Exercise objective:
In the entries below, find the lines that contain the word "efficient" and copy them.
--- BEGIN Data for this exercise ---
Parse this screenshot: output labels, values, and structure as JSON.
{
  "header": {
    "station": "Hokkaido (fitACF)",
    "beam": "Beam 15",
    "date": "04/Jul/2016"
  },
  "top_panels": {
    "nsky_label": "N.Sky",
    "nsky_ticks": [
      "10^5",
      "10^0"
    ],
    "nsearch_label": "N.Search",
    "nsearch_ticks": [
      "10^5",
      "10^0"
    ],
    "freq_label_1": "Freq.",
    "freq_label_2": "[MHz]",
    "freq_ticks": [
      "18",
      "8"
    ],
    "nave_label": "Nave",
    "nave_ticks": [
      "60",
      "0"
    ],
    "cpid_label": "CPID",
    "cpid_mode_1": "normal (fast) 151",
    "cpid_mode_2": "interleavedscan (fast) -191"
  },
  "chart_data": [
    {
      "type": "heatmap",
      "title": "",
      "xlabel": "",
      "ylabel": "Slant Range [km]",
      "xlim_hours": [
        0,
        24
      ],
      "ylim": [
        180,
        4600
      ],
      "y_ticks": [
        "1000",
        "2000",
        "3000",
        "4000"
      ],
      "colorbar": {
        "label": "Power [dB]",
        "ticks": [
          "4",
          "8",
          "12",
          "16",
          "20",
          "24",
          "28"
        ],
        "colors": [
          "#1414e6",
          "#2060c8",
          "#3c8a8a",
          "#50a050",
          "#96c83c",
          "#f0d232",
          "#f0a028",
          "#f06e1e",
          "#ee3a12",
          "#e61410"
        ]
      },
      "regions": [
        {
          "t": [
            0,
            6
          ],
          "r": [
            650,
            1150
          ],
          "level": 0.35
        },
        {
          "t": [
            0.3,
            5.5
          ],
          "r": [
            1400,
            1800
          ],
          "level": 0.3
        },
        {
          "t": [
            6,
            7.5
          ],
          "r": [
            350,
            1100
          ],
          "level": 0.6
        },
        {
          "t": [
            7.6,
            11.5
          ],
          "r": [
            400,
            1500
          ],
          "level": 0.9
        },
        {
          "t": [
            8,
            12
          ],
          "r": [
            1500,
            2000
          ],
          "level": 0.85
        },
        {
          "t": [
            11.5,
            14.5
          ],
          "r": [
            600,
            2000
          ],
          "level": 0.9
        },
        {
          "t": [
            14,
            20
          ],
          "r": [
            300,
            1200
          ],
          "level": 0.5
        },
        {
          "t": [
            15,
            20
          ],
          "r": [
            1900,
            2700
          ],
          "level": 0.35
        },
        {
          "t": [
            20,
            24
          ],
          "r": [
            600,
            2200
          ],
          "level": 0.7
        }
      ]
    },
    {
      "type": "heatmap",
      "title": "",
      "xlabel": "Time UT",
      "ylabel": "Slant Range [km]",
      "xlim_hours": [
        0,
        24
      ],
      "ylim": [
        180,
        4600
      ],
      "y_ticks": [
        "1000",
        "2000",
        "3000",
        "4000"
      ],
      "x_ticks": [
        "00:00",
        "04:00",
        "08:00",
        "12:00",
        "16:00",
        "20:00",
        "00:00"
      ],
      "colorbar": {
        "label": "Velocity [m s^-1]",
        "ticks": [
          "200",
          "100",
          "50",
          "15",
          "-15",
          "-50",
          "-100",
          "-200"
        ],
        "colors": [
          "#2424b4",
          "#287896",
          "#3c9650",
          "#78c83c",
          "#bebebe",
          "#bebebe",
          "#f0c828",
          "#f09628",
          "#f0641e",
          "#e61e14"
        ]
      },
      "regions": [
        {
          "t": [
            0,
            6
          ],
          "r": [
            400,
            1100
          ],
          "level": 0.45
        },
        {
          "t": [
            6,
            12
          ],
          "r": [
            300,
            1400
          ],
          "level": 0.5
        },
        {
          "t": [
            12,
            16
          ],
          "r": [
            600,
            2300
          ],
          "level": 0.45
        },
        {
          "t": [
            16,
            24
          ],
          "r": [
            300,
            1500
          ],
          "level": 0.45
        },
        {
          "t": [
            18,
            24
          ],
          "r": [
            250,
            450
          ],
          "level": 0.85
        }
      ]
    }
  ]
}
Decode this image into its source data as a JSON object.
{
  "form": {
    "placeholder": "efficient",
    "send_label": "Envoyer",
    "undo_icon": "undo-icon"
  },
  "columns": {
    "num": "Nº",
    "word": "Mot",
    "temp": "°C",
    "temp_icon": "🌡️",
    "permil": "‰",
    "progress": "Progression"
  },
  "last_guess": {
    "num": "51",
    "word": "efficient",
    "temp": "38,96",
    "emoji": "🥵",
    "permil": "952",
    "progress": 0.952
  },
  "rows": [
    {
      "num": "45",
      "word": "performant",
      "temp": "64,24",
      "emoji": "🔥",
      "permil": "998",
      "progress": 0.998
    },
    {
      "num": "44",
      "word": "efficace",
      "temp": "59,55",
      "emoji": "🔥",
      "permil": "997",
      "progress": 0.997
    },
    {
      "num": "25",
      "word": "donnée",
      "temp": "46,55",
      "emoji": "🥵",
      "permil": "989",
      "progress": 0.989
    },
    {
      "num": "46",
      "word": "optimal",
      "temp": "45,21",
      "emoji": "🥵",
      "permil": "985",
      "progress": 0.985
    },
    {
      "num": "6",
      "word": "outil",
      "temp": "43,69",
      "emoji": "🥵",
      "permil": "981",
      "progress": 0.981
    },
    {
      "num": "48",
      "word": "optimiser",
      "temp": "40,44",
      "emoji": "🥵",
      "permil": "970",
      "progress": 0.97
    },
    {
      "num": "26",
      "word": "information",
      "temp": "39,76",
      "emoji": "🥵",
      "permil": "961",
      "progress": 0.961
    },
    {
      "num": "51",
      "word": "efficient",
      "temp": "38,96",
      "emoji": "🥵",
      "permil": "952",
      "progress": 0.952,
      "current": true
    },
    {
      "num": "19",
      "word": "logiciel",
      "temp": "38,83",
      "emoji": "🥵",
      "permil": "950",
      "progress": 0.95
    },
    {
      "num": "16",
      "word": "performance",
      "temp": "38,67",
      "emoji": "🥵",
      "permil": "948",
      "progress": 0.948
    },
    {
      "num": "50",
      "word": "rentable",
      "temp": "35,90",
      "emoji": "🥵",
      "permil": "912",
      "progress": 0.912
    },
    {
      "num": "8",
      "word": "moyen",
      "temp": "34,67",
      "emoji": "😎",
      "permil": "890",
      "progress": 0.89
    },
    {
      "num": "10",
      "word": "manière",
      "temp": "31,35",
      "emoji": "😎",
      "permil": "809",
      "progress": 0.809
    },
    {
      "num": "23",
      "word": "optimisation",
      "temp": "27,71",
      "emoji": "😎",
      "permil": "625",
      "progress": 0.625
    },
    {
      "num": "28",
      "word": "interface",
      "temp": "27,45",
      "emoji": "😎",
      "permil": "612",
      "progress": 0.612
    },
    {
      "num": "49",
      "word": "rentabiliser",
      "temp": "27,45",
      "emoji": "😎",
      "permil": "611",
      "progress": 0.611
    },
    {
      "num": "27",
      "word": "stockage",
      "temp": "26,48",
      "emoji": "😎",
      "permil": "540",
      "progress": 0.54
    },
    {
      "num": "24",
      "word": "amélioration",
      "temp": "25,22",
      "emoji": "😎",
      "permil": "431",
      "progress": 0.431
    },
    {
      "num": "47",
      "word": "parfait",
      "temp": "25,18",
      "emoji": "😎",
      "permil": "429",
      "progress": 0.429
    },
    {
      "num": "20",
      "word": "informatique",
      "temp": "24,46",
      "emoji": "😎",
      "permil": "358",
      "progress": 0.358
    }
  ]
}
--- END Data for this exercise ---
Exercise solution:
    "placeholder": "efficient",
    "word": "efficient",
      "word": "efficient",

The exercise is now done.